Transcribe the entries below exactly; leave every image out.

┄┄┄┄┄┄┄┄┄┄┄┄┄┄┄┄┄┄┄┄

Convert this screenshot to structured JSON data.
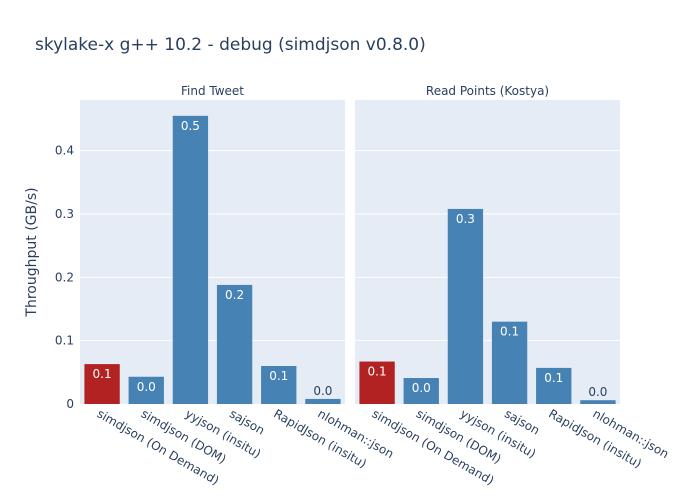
{
  "chart_data": {
    "type": "bar",
    "title": "skylake-x g++ 10.2 - debug (simdjson v0.8.0)",
    "ylabel": "Throughput (GB/s)",
    "ylim": [
      0,
      0.48
    ],
    "yticks": [
      0,
      0.1,
      0.2,
      0.3,
      0.4
    ],
    "ytick_labels": [
      "0",
      "0.1",
      "0.2",
      "0.3",
      "0.4"
    ],
    "grid": true,
    "colors": {
      "highlight": "#b22222",
      "default": "#4682b4",
      "panel_bg": "#e5ecf6"
    },
    "categories": [
      "simdjson (On Demand)",
      "simdjson (DOM)",
      "yyjson (insitu)",
      "sajson",
      "RapidJson (insitu)",
      "nlohman::json"
    ],
    "facets": [
      {
        "name": "Find Tweet",
        "values": [
          0.063,
          0.043,
          0.455,
          0.188,
          0.06,
          0.008
        ],
        "labels": [
          "0.1",
          "0.0",
          "0.5",
          "0.2",
          "0.1",
          "0.0"
        ],
        "highlight": [
          true,
          false,
          false,
          false,
          false,
          false
        ]
      },
      {
        "name": "Read Points (Kostya)",
        "values": [
          0.067,
          0.041,
          0.308,
          0.13,
          0.057,
          0.006
        ],
        "labels": [
          "0.1",
          "0.0",
          "0.3",
          "0.1",
          "0.1",
          "0.0"
        ],
        "highlight": [
          true,
          false,
          false,
          false,
          false,
          false
        ]
      }
    ]
  }
}
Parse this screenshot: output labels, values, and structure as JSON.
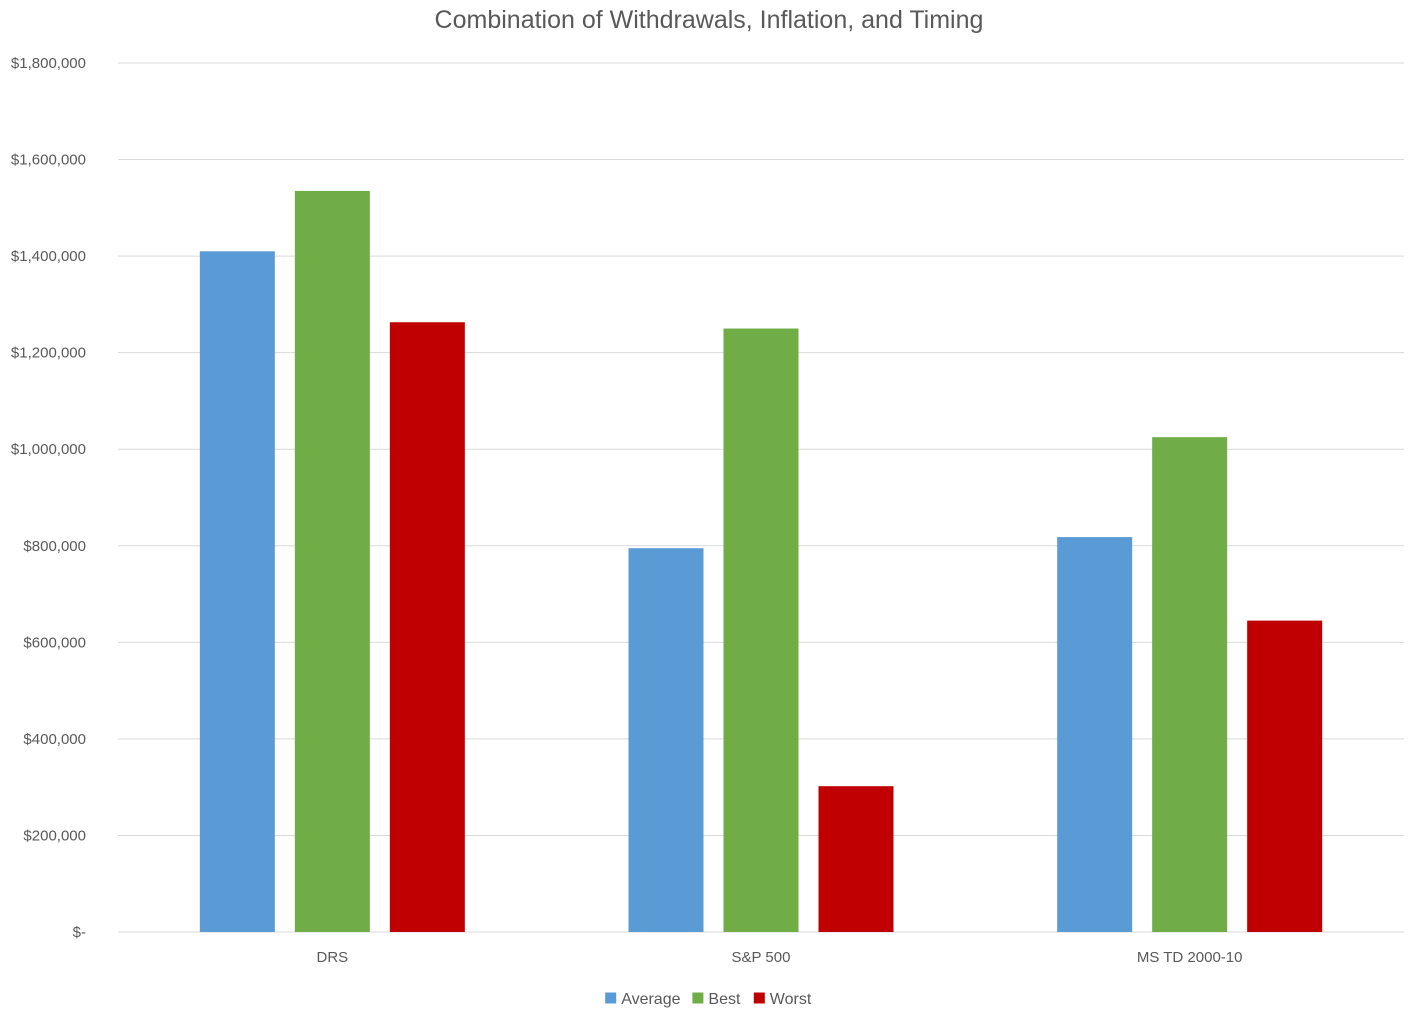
{
  "chart_data": {
    "type": "bar",
    "title": "Combination of Withdrawals, Inflation, and Timing",
    "xlabel": "",
    "ylabel": "",
    "categories": [
      "DRS",
      "S&P 500",
      "MS TD 2000-10"
    ],
    "series": [
      {
        "name": "Average",
        "color": "#5b9bd5",
        "values": [
          1410000,
          795000,
          818000
        ]
      },
      {
        "name": "Best",
        "color": "#70ad47",
        "values": [
          1535000,
          1250000,
          1025000
        ]
      },
      {
        "name": "Worst",
        "color": "#c00000",
        "values": [
          1263000,
          302000,
          645000
        ]
      }
    ],
    "ylim": [
      0,
      1800000
    ],
    "yticks": [
      {
        "value": 0,
        "label": "$-"
      },
      {
        "value": 200000,
        "label": "$200,000"
      },
      {
        "value": 400000,
        "label": "$400,000"
      },
      {
        "value": 600000,
        "label": "$600,000"
      },
      {
        "value": 800000,
        "label": "$800,000"
      },
      {
        "value": 1000000,
        "label": "$1,000,000"
      },
      {
        "value": 1200000,
        "label": "$1,200,000"
      },
      {
        "value": 1400000,
        "label": "$1,400,000"
      },
      {
        "value": 1600000,
        "label": "$1,600,000"
      },
      {
        "value": 1800000,
        "label": "$1,800,000"
      }
    ],
    "grid": true,
    "legend_position": "bottom"
  }
}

┄┄┄┄┄┄┄┄┄┄┄┄┄┄┄┄┄┄┄┄

▶ **Written response**
Convert this screenshot to structured JSON data.
{
  "chart_data": {
    "type": "bar",
    "title": "skylake-x g++ 10.2 - debug (simdjson v0.8.0)",
    "ylabel": "Throughput (GB/s)",
    "ylim": [
      0,
      0.48
    ],
    "yticks": [
      0,
      0.1,
      0.2,
      0.3,
      0.4
    ],
    "ytick_labels": [
      "0",
      "0.1",
      "0.2",
      "0.3",
      "0.4"
    ],
    "grid": true,
    "colors": {
      "highlight": "#b22222",
      "default": "#4682b4",
      "panel_bg": "#e5ecf6"
    },
    "categories": [
      "simdjson (On Demand)",
      "simdjson (DOM)",
      "yyjson (insitu)",
      "sajson",
      "RapidJson (insitu)",
      "nlohman::json"
    ],
    "facets": [
      {
        "name": "Find Tweet",
        "values": [
          0.063,
          0.043,
          0.455,
          0.188,
          0.06,
          0.008
        ],
        "labels": [
          "0.1",
          "0.0",
          "0.5",
          "0.2",
          "0.1",
          "0.0"
        ],
        "highlight": [
          true,
          false,
          false,
          false,
          false,
          false
        ]
      },
      {
        "name": "Read Points (Kostya)",
        "values": [
          0.067,
          0.041,
          0.308,
          0.13,
          0.057,
          0.006
        ],
        "labels": [
          "0.1",
          "0.0",
          "0.3",
          "0.1",
          "0.1",
          "0.0"
        ],
        "highlight": [
          true,
          false,
          false,
          false,
          false,
          false
        ]
      }
    ]
  }
}
Parse this screenshot: output labels, values, and structure as JSON.
{
  "chart_data": {
    "type": "bar",
    "title": "Combination of Withdrawals, Inflation, and Timing",
    "xlabel": "",
    "ylabel": "",
    "categories": [
      "DRS",
      "S&P 500",
      "MS TD 2000-10"
    ],
    "series": [
      {
        "name": "Average",
        "color": "#5b9bd5",
        "values": [
          1410000,
          795000,
          818000
        ]
      },
      {
        "name": "Best",
        "color": "#70ad47",
        "values": [
          1535000,
          1250000,
          1025000
        ]
      },
      {
        "name": "Worst",
        "color": "#c00000",
        "values": [
          1263000,
          302000,
          645000
        ]
      }
    ],
    "ylim": [
      0,
      1800000
    ],
    "yticks": [
      {
        "value": 0,
        "label": "$-"
      },
      {
        "value": 200000,
        "label": "$200,000"
      },
      {
        "value": 400000,
        "label": "$400,000"
      },
      {
        "value": 600000,
        "label": "$600,000"
      },
      {
        "value": 800000,
        "label": "$800,000"
      },
      {
        "value": 1000000,
        "label": "$1,000,000"
      },
      {
        "value": 1200000,
        "label": "$1,200,000"
      },
      {
        "value": 1400000,
        "label": "$1,400,000"
      },
      {
        "value": 1600000,
        "label": "$1,600,000"
      },
      {
        "value": 1800000,
        "label": "$1,800,000"
      }
    ],
    "grid": true,
    "legend_position": "bottom"
  }
}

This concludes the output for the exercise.